## PROMPT
In the entries that follow, how many lines contain "quan"? Answer with the number only.

## DATA LISTING
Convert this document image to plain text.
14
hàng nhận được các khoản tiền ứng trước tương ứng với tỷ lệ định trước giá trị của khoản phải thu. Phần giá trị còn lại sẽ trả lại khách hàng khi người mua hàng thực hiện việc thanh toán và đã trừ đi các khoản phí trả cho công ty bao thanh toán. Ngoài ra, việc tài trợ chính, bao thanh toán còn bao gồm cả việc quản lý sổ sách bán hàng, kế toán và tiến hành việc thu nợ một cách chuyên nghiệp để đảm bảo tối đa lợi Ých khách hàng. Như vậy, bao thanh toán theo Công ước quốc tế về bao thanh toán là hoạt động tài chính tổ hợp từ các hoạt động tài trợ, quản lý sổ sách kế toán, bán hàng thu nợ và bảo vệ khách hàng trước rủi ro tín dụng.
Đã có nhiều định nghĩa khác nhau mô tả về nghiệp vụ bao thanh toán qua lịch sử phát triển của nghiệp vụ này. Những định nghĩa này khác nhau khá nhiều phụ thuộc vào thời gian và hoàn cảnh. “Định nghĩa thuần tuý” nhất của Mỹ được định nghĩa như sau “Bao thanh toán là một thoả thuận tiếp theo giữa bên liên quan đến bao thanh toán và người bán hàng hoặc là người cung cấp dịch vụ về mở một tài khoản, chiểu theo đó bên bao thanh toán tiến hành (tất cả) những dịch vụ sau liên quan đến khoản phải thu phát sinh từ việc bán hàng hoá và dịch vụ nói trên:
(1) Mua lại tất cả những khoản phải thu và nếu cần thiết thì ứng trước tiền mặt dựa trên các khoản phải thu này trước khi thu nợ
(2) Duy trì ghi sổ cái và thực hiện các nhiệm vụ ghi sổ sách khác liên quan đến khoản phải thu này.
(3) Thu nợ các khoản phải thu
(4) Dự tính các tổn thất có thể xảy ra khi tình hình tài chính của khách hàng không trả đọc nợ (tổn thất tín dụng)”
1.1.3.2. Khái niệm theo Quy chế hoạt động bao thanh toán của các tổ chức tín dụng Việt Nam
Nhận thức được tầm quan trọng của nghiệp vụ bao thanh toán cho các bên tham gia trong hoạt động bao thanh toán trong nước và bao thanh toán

## OUTPUT FOR THIS EXERCISE
3